[ITEMS start]

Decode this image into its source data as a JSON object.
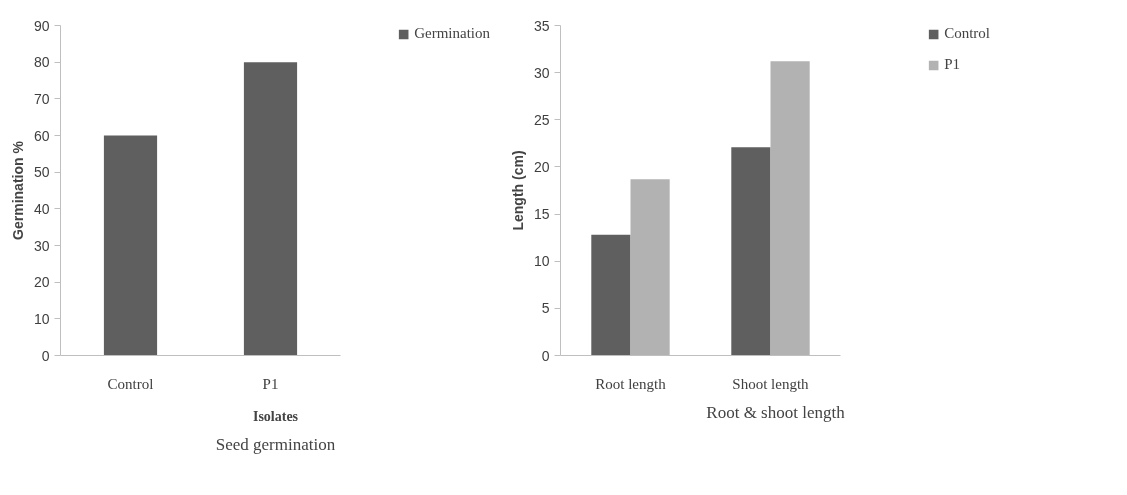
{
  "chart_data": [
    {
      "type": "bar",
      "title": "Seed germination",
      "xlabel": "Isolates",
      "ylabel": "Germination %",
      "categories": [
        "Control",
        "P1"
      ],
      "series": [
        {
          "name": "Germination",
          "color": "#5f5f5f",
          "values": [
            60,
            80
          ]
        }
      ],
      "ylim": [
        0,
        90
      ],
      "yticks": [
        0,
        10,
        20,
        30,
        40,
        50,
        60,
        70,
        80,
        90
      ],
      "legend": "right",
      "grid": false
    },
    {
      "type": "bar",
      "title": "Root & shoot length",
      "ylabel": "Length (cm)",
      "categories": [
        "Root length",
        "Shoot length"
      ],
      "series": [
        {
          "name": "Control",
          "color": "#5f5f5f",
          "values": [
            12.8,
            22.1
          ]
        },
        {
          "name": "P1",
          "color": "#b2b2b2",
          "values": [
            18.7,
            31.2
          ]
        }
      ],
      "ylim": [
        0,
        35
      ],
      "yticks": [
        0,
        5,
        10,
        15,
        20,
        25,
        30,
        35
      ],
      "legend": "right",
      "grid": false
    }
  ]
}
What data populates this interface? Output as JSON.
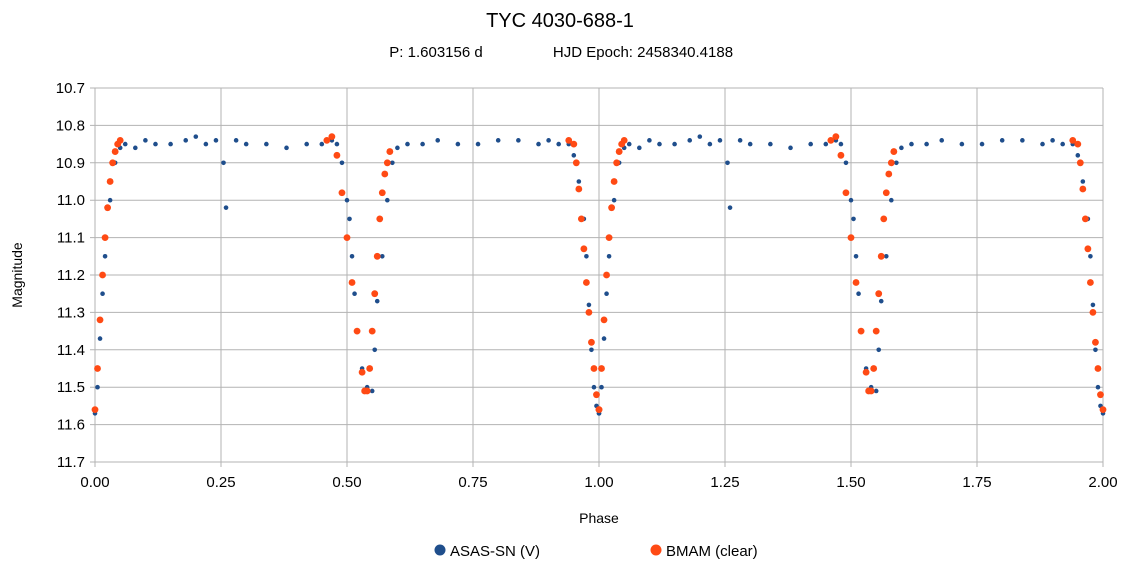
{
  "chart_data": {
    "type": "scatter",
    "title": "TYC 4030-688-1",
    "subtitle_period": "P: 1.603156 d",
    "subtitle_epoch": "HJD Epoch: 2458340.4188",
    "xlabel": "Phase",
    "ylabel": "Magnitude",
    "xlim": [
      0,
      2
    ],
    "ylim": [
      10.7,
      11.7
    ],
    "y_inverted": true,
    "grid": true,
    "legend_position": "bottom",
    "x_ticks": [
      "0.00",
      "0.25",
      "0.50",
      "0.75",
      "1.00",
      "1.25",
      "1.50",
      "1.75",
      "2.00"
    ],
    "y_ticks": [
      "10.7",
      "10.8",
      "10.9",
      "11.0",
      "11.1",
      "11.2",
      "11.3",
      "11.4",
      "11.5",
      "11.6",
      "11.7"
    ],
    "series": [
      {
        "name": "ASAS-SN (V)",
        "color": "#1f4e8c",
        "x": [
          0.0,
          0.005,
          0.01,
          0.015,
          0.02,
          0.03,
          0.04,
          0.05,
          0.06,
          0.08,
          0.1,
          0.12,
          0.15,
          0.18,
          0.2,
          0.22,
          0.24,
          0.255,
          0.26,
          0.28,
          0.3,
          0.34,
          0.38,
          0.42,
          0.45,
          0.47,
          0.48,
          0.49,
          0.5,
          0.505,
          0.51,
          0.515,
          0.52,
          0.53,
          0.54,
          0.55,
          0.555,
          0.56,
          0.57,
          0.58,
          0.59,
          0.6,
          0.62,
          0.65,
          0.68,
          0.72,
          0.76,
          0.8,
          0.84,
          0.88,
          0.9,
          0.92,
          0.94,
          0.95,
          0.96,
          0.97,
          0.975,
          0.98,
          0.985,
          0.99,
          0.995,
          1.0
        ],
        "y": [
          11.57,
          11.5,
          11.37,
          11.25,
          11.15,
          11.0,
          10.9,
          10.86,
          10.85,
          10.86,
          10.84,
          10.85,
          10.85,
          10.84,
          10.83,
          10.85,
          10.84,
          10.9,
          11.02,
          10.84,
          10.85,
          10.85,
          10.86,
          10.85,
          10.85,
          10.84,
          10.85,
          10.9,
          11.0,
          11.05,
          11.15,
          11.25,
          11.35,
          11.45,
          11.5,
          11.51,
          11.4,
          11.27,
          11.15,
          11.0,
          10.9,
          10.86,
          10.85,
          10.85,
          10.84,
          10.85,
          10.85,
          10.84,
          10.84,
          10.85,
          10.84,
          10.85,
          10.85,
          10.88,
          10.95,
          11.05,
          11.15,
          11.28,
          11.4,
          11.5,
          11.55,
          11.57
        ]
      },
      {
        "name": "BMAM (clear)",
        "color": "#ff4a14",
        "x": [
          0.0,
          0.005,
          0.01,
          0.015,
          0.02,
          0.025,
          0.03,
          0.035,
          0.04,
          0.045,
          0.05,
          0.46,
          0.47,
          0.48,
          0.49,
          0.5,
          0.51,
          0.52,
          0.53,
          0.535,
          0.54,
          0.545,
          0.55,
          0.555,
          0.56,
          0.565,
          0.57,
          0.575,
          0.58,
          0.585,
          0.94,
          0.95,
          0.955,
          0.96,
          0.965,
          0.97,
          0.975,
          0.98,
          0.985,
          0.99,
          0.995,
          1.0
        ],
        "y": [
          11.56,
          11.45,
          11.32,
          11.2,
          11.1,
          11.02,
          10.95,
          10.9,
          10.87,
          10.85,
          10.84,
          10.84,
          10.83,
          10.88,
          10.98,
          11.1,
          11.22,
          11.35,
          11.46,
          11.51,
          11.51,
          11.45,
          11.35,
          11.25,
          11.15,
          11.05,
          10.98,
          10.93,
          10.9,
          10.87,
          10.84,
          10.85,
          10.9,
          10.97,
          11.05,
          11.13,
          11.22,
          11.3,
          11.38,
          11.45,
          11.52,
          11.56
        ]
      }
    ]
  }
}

[ITEMS end]

→ WHAT TO WORK ON
Each line above is to be copied verbatim. Drop any image from the copy.

→ EXERCISE SOLUTION
Decode this image into its source data as a JSON object.
{
  "chart_data": [
    {
      "type": "bar",
      "title": "Seed germination",
      "xlabel": "Isolates",
      "ylabel": "Germination %",
      "categories": [
        "Control",
        "P1"
      ],
      "series": [
        {
          "name": "Germination",
          "color": "#5f5f5f",
          "values": [
            60,
            80
          ]
        }
      ],
      "ylim": [
        0,
        90
      ],
      "yticks": [
        0,
        10,
        20,
        30,
        40,
        50,
        60,
        70,
        80,
        90
      ],
      "legend": "right",
      "grid": false
    },
    {
      "type": "bar",
      "title": "Root & shoot length",
      "ylabel": "Length (cm)",
      "categories": [
        "Root length",
        "Shoot length"
      ],
      "series": [
        {
          "name": "Control",
          "color": "#5f5f5f",
          "values": [
            12.8,
            22.1
          ]
        },
        {
          "name": "P1",
          "color": "#b2b2b2",
          "values": [
            18.7,
            31.2
          ]
        }
      ],
      "ylim": [
        0,
        35
      ],
      "yticks": [
        0,
        5,
        10,
        15,
        20,
        25,
        30,
        35
      ],
      "legend": "right",
      "grid": false
    }
  ]
}
What data populates this interface? Output as JSON.
{
  "chart_data": {
    "type": "scatter",
    "title": "TYC 4030-688-1",
    "subtitle_period": "P: 1.603156 d",
    "subtitle_epoch": "HJD Epoch: 2458340.4188",
    "xlabel": "Phase",
    "ylabel": "Magnitude",
    "xlim": [
      0,
      2
    ],
    "ylim": [
      10.7,
      11.7
    ],
    "y_inverted": true,
    "grid": true,
    "legend_position": "bottom",
    "x_ticks": [
      "0.00",
      "0.25",
      "0.50",
      "0.75",
      "1.00",
      "1.25",
      "1.50",
      "1.75",
      "2.00"
    ],
    "y_ticks": [
      "10.7",
      "10.8",
      "10.9",
      "11.0",
      "11.1",
      "11.2",
      "11.3",
      "11.4",
      "11.5",
      "11.6",
      "11.7"
    ],
    "series": [
      {
        "name": "ASAS-SN (V)",
        "color": "#1f4e8c",
        "x": [
          0.0,
          0.005,
          0.01,
          0.015,
          0.02,
          0.03,
          0.04,
          0.05,
          0.06,
          0.08,
          0.1,
          0.12,
          0.15,
          0.18,
          0.2,
          0.22,
          0.24,
          0.255,
          0.26,
          0.28,
          0.3,
          0.34,
          0.38,
          0.42,
          0.45,
          0.47,
          0.48,
          0.49,
          0.5,
          0.505,
          0.51,
          0.515,
          0.52,
          0.53,
          0.54,
          0.55,
          0.555,
          0.56,
          0.57,
          0.58,
          0.59,
          0.6,
          0.62,
          0.65,
          0.68,
          0.72,
          0.76,
          0.8,
          0.84,
          0.88,
          0.9,
          0.92,
          0.94,
          0.95,
          0.96,
          0.97,
          0.975,
          0.98,
          0.985,
          0.99,
          0.995,
          1.0
        ],
        "y": [
          11.57,
          11.5,
          11.37,
          11.25,
          11.15,
          11.0,
          10.9,
          10.86,
          10.85,
          10.86,
          10.84,
          10.85,
          10.85,
          10.84,
          10.83,
          10.85,
          10.84,
          10.9,
          11.02,
          10.84,
          10.85,
          10.85,
          10.86,
          10.85,
          10.85,
          10.84,
          10.85,
          10.9,
          11.0,
          11.05,
          11.15,
          11.25,
          11.35,
          11.45,
          11.5,
          11.51,
          11.4,
          11.27,
          11.15,
          11.0,
          10.9,
          10.86,
          10.85,
          10.85,
          10.84,
          10.85,
          10.85,
          10.84,
          10.84,
          10.85,
          10.84,
          10.85,
          10.85,
          10.88,
          10.95,
          11.05,
          11.15,
          11.28,
          11.4,
          11.5,
          11.55,
          11.57
        ]
      },
      {
        "name": "BMAM (clear)",
        "color": "#ff4a14",
        "x": [
          0.0,
          0.005,
          0.01,
          0.015,
          0.02,
          0.025,
          0.03,
          0.035,
          0.04,
          0.045,
          0.05,
          0.46,
          0.47,
          0.48,
          0.49,
          0.5,
          0.51,
          0.52,
          0.53,
          0.535,
          0.54,
          0.545,
          0.55,
          0.555,
          0.56,
          0.565,
          0.57,
          0.575,
          0.58,
          0.585,
          0.94,
          0.95,
          0.955,
          0.96,
          0.965,
          0.97,
          0.975,
          0.98,
          0.985,
          0.99,
          0.995,
          1.0
        ],
        "y": [
          11.56,
          11.45,
          11.32,
          11.2,
          11.1,
          11.02,
          10.95,
          10.9,
          10.87,
          10.85,
          10.84,
          10.84,
          10.83,
          10.88,
          10.98,
          11.1,
          11.22,
          11.35,
          11.46,
          11.51,
          11.51,
          11.45,
          11.35,
          11.25,
          11.15,
          11.05,
          10.98,
          10.93,
          10.9,
          10.87,
          10.84,
          10.85,
          10.9,
          10.97,
          11.05,
          11.13,
          11.22,
          11.3,
          11.38,
          11.45,
          11.52,
          11.56
        ]
      }
    ]
  }
}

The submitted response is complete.